--- Start EXERCISE MATERIAL ---

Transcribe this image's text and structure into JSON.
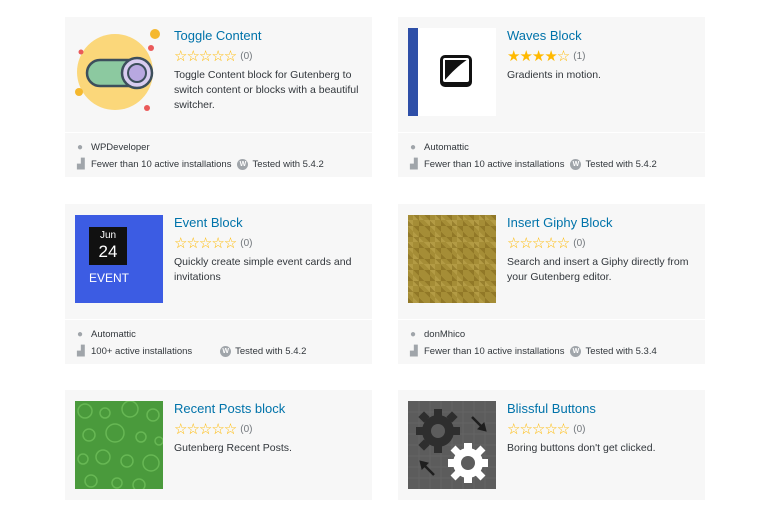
{
  "plugins": [
    {
      "title": "Toggle Content",
      "rating": 0,
      "count": "(0)",
      "desc": "Toggle Content block for Gutenberg to switch content or blocks with a beautiful switcher.",
      "author": "WPDeveloper",
      "installs": "Fewer than 10 active installations",
      "tested": "Tested with 5.4.2"
    },
    {
      "title": "Waves Block",
      "rating": 4,
      "count": "(1)",
      "desc": "Gradients in motion.",
      "author": "Automattic",
      "installs": "Fewer than 10 active installations",
      "tested": "Tested with 5.4.2"
    },
    {
      "title": "Event Block",
      "rating": 0,
      "count": "(0)",
      "desc": "Quickly create simple event cards and invitations",
      "author": "Automattic",
      "installs": "100+ active installations",
      "tested": "Tested with 5.4.2",
      "thumb_month": "Jun",
      "thumb_day": "24",
      "thumb_label": "EVENT"
    },
    {
      "title": "Insert Giphy Block",
      "rating": 0,
      "count": "(0)",
      "desc": "Search and insert a Giphy directly from your Gutenberg editor.",
      "author": "donMhico",
      "installs": "Fewer than 10 active installations",
      "tested": "Tested with 5.3.4"
    },
    {
      "title": "Recent Posts block",
      "rating": 0,
      "count": "(0)",
      "desc": "Gutenberg Recent Posts."
    },
    {
      "title": "Blissful Buttons",
      "rating": 0,
      "count": "(0)",
      "desc": "Boring buttons don't get clicked."
    }
  ],
  "icons": {
    "author": "user-icon",
    "installs": "chart-icon",
    "tested": "wordpress-icon"
  },
  "colors": {
    "link": "#0073aa",
    "star": "#ffb900",
    "card": "#f7f7f7",
    "event": "#3c5ce3",
    "waves": "#2e4fa8"
  }
}
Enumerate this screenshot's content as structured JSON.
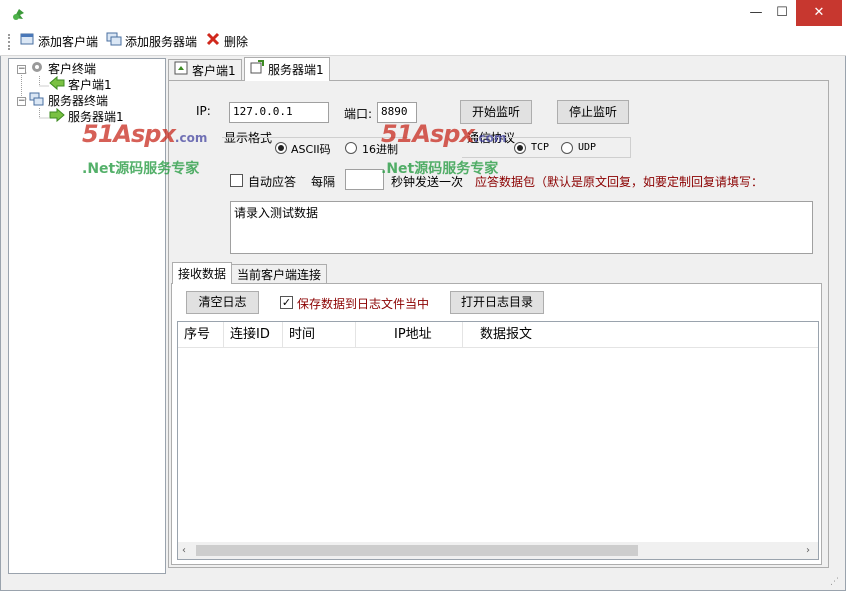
{
  "titlebar": {
    "minimize_label": "—",
    "maximize_label": "☐",
    "close_label": "✕"
  },
  "toolbar": {
    "add_client_label": "添加客户端",
    "add_server_label": "添加服务器端",
    "delete_label": "删除"
  },
  "tree": {
    "client_group": "客户终端",
    "client_item": "客户端1",
    "server_group": "服务器终端",
    "server_item": "服务器端1"
  },
  "tabs": {
    "client_tab": "客户端1",
    "server_tab": "服务器端1"
  },
  "server": {
    "ip_label": "IP:",
    "ip_value": "127.0.0.1",
    "port_label": "端口:",
    "port_value": "8890",
    "start_label": "开始监听",
    "stop_label": "停止监听",
    "display_format_label": "显示格式",
    "ascii_label": "ASCII码",
    "hex_label": "16进制",
    "protocol_label": "通信协议",
    "tcp_label": "TCP",
    "udp_label": "UDP",
    "auto_reply_label": "自动应答",
    "every_label": "每隔",
    "interval_value": "",
    "seconds_label": "秒钟发送一次",
    "reply_hint": "应答数据包（默认是原文回复，如要定制回复请填写：",
    "test_data_text": "请录入测试数据"
  },
  "bottom_tabs": {
    "receive_tab": "接收数据",
    "connections_tab": "当前客户端连接"
  },
  "log": {
    "clear_label": "清空日志",
    "save_label": "保存数据到日志文件当中",
    "save_checked": true,
    "open_dir_label": "打开日志目录"
  },
  "grid": {
    "columns": [
      "序号",
      "连接ID",
      "时间",
      "IP地址",
      "数据报文"
    ]
  },
  "watermark": {
    "logo_main": "51Aspx",
    "logo_suffix": ".com",
    "tagline": ".Net源码服务专家"
  },
  "colors": {
    "close_red": "#c7372f",
    "hint_red": "#8b0000",
    "watermark_red": "#c92b1f",
    "watermark_green": "#2a9d45"
  }
}
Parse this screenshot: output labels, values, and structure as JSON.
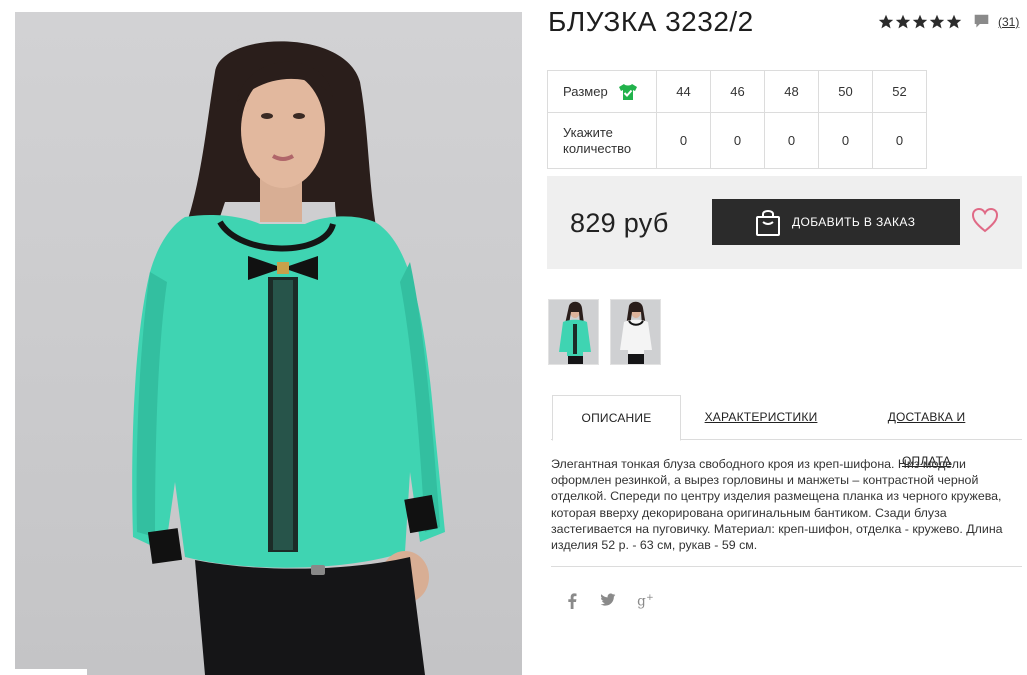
{
  "product": {
    "title": "БЛУЗКА 3232/2",
    "rating": {
      "stars": 5,
      "review_count": "(31)"
    }
  },
  "sizes": {
    "size_label": "Размер",
    "quantity_label_line1": "Укажите",
    "quantity_label_line2": "количество",
    "items": [
      {
        "size": "44",
        "qty": "0"
      },
      {
        "size": "46",
        "qty": "0"
      },
      {
        "size": "48",
        "qty": "0"
      },
      {
        "size": "50",
        "qty": "0"
      },
      {
        "size": "52",
        "qty": "0"
      }
    ]
  },
  "buy": {
    "price": "829 руб",
    "add_button": "ДОБАВИТЬ В ЗАКАЗ"
  },
  "tabs": [
    {
      "label": "ОПИСАНИЕ",
      "active": true
    },
    {
      "label": "ХАРАКТЕРИСТИКИ",
      "active": false
    },
    {
      "label": "ДОСТАВКА И ОПЛАТА",
      "active": false
    }
  ],
  "description": "Элегантная тонкая блуза свободного кроя из креп-шифона. Низ модели оформлен резинкой, а вырез горловины и манжеты – контрастной черной отделкой. Спереди по центру изделия размещена планка из черного кружева, которая вверху декорирована оригинальным бантиком. Сзади блуза застегивается на пуговичку. Материал: креп-шифон, отделка - кружево. Длина изделия 52 р. - 63 см, рукав - 59 см.",
  "icons": {
    "star": "star-icon",
    "comment": "comment-icon",
    "size_guide": "tshirt-check-icon",
    "bag": "shopping-bag-icon",
    "wishlist": "heart-icon",
    "facebook": "facebook-icon",
    "twitter": "twitter-icon",
    "google_plus": "google-plus-icon"
  },
  "colors": {
    "accent_green": "#21b24b",
    "button_dark": "#2b2b2b",
    "heart_pink": "#e06a86",
    "panel_bg": "#efefef",
    "blouse_mint": "#3fd4b2"
  }
}
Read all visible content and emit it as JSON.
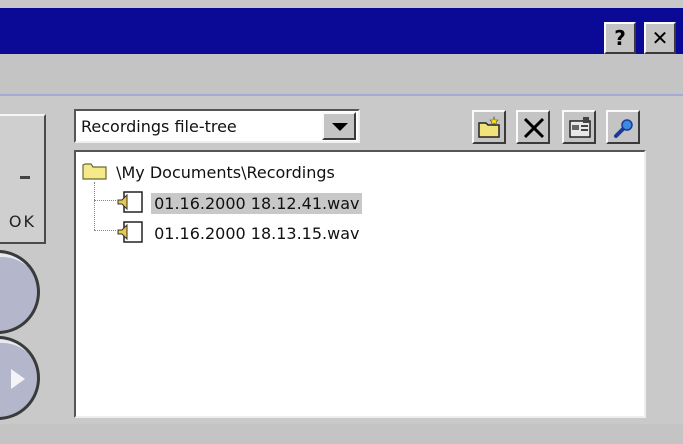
{
  "titlebar": {
    "help_label": "?",
    "close_label": "✕"
  },
  "left_panel": {
    "ok_label": "OK"
  },
  "dropdown": {
    "selected": "Recordings file-tree"
  },
  "toolbar": {
    "icons": [
      "new-folder-icon",
      "delete-icon",
      "properties-icon",
      "search-icon"
    ]
  },
  "tree": {
    "root": "\\My Documents\\Recordings",
    "files": [
      {
        "name": "01.16.2000 18.12.41.wav",
        "selected": true
      },
      {
        "name": "01.16.2000 18.13.15.wav",
        "selected": false
      }
    ]
  },
  "colors": {
    "titlebar": "#0a0a96",
    "face": "#c4c4c4",
    "selection": "#c8c8c8"
  }
}
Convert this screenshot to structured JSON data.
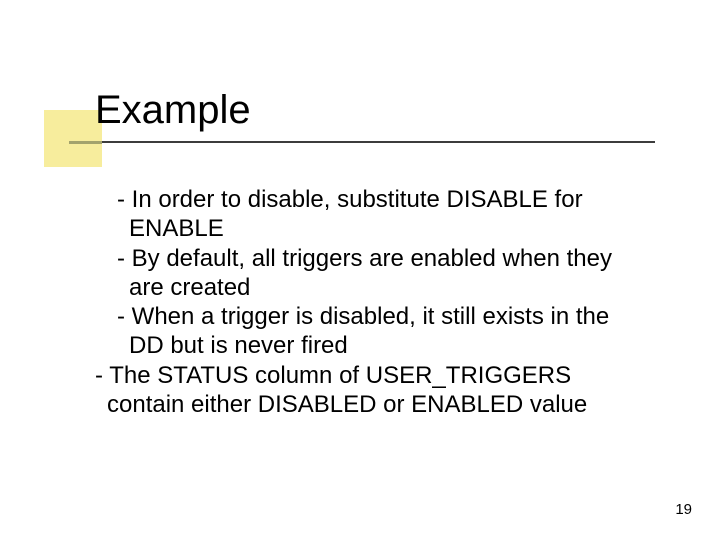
{
  "slide": {
    "title": "Example",
    "bullets": [
      "- In order to disable, substitute DISABLE for ENABLE",
      "- By default, all triggers are enabled when they are created",
      "- When a trigger is disabled, it still exists in the DD but is never fired",
      "- The STATUS column of USER_TRIGGERS contain either DISABLED or ENABLED value"
    ],
    "page_number": "19"
  }
}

--- End EXERCISE MATERIAL ---

#### WHAT IS NEEDED:
Scan the records above for the string "author", then report every line that contains it.

#### EXERCISE SOLUTION:
      "author": "WPDeveloper",
      "author": "Automattic",
      "author": "Automattic",
      "author": "donMhico",
    "author": "user-icon",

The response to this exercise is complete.